(Element and coordinate records)
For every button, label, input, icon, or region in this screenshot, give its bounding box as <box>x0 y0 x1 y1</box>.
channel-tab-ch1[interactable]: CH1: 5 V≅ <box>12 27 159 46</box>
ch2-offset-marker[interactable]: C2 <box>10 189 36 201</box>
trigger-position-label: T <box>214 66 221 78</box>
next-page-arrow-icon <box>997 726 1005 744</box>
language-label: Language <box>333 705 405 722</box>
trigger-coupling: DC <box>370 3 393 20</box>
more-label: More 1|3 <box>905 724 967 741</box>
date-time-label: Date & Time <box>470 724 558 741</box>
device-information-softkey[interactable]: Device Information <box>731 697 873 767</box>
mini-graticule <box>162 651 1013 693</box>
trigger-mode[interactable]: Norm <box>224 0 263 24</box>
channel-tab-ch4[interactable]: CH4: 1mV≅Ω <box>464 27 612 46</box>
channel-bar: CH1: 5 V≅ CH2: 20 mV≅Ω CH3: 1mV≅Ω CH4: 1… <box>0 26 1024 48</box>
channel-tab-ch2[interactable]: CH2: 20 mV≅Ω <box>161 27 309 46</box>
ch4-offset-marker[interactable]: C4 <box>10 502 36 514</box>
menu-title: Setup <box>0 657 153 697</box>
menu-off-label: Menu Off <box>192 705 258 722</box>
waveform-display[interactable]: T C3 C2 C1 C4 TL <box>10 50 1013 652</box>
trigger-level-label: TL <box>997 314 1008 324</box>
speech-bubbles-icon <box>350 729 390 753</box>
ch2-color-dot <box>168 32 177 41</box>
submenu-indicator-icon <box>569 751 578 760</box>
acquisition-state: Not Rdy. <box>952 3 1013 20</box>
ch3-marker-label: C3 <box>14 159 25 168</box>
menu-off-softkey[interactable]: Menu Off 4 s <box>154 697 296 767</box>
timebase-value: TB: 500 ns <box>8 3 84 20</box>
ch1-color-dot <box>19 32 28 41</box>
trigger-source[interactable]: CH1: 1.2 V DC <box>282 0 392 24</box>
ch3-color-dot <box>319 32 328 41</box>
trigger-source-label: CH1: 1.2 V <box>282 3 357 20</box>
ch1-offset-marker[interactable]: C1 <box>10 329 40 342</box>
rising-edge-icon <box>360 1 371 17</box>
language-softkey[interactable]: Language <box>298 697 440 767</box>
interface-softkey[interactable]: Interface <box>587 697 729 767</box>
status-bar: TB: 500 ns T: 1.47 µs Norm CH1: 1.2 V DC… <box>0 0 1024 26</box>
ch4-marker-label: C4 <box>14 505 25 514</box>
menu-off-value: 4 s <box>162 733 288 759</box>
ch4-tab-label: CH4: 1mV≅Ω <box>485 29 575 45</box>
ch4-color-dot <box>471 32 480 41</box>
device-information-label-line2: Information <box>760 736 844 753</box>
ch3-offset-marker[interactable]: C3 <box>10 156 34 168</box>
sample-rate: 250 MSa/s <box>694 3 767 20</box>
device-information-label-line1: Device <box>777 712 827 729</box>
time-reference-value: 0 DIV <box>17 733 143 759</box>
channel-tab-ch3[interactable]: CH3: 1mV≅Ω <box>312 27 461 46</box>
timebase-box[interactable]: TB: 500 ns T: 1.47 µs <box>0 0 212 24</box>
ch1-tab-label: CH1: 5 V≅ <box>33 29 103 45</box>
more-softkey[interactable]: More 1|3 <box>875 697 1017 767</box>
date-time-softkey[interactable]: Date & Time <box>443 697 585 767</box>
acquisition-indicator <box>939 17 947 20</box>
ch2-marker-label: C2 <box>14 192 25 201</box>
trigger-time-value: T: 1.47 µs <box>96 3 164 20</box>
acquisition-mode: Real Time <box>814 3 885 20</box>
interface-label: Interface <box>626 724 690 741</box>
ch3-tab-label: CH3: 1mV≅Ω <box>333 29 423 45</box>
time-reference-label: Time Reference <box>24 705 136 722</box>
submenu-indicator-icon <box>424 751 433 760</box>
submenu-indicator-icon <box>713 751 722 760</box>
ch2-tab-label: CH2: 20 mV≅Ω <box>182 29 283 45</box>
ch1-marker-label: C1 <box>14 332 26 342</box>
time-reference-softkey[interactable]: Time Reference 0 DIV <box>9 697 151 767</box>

*Written problem*
Retype every line of the records above exactly, with no changes.

*Written solution*
For every button, label, input, icon, or region in this screenshot, give its bounding box as <box>x0 y0 x1 y1</box>.
channel-tab-ch1[interactable]: CH1: 5 V≅ <box>12 27 159 46</box>
ch2-offset-marker[interactable]: C2 <box>10 189 36 201</box>
trigger-position-label: T <box>214 66 221 78</box>
next-page-arrow-icon <box>997 726 1005 744</box>
language-label: Language <box>333 705 405 722</box>
trigger-coupling: DC <box>370 3 393 20</box>
more-label: More 1|3 <box>905 724 967 741</box>
date-time-label: Date & Time <box>470 724 558 741</box>
device-information-softkey[interactable]: Device Information <box>731 697 873 767</box>
mini-graticule <box>162 651 1013 693</box>
trigger-mode[interactable]: Norm <box>224 0 263 24</box>
channel-tab-ch4[interactable]: CH4: 1mV≅Ω <box>464 27 612 46</box>
channel-bar: CH1: 5 V≅ CH2: 20 mV≅Ω CH3: 1mV≅Ω CH4: 1… <box>0 26 1024 48</box>
channel-tab-ch2[interactable]: CH2: 20 mV≅Ω <box>161 27 309 46</box>
ch4-offset-marker[interactable]: C4 <box>10 502 36 514</box>
menu-title: Setup <box>0 657 153 697</box>
menu-off-label: Menu Off <box>192 705 258 722</box>
waveform-display[interactable]: T C3 C2 C1 C4 TL <box>10 50 1013 652</box>
trigger-level-label: TL <box>997 314 1008 324</box>
speech-bubbles-icon <box>350 729 390 753</box>
ch2-color-dot <box>168 32 177 41</box>
submenu-indicator-icon <box>569 751 578 760</box>
acquisition-state: Not Rdy. <box>952 3 1013 20</box>
ch3-marker-label: C3 <box>14 159 25 168</box>
menu-off-softkey[interactable]: Menu Off 4 s <box>154 697 296 767</box>
timebase-value: TB: 500 ns <box>8 3 84 20</box>
ch1-color-dot <box>19 32 28 41</box>
trigger-source[interactable]: CH1: 1.2 V DC <box>282 0 392 24</box>
ch3-color-dot <box>319 32 328 41</box>
trigger-source-label: CH1: 1.2 V <box>282 3 357 20</box>
ch1-offset-marker[interactable]: C1 <box>10 329 40 342</box>
rising-edge-icon <box>360 1 371 17</box>
language-softkey[interactable]: Language <box>298 697 440 767</box>
interface-softkey[interactable]: Interface <box>587 697 729 767</box>
status-bar: TB: 500 ns T: 1.47 µs Norm CH1: 1.2 V DC… <box>0 0 1024 26</box>
ch4-marker-label: C4 <box>14 505 25 514</box>
menu-off-value: 4 s <box>162 733 288 759</box>
ch4-tab-label: CH4: 1mV≅Ω <box>485 29 575 45</box>
ch4-color-dot <box>471 32 480 41</box>
device-information-label-line2: Information <box>760 736 844 753</box>
ch3-offset-marker[interactable]: C3 <box>10 156 34 168</box>
sample-rate: 250 MSa/s <box>694 3 767 20</box>
device-information-label-line1: Device <box>777 712 827 729</box>
time-reference-value: 0 DIV <box>17 733 143 759</box>
channel-tab-ch3[interactable]: CH3: 1mV≅Ω <box>312 27 461 46</box>
timebase-box[interactable]: TB: 500 ns T: 1.47 µs <box>0 0 212 24</box>
ch1-tab-label: CH1: 5 V≅ <box>33 29 103 45</box>
more-softkey[interactable]: More 1|3 <box>875 697 1017 767</box>
date-time-softkey[interactable]: Date & Time <box>443 697 585 767</box>
acquisition-indicator <box>939 17 947 20</box>
ch2-marker-label: C2 <box>14 192 25 201</box>
trigger-time-value: T: 1.47 µs <box>96 3 164 20</box>
acquisition-mode: Real Time <box>814 3 885 20</box>
interface-label: Interface <box>626 724 690 741</box>
ch3-tab-label: CH3: 1mV≅Ω <box>333 29 423 45</box>
time-reference-label: Time Reference <box>24 705 136 722</box>
submenu-indicator-icon <box>424 751 433 760</box>
submenu-indicator-icon <box>713 751 722 760</box>
ch2-tab-label: CH2: 20 mV≅Ω <box>182 29 283 45</box>
ch1-marker-label: C1 <box>14 332 26 342</box>
time-reference-softkey[interactable]: Time Reference 0 DIV <box>9 697 151 767</box>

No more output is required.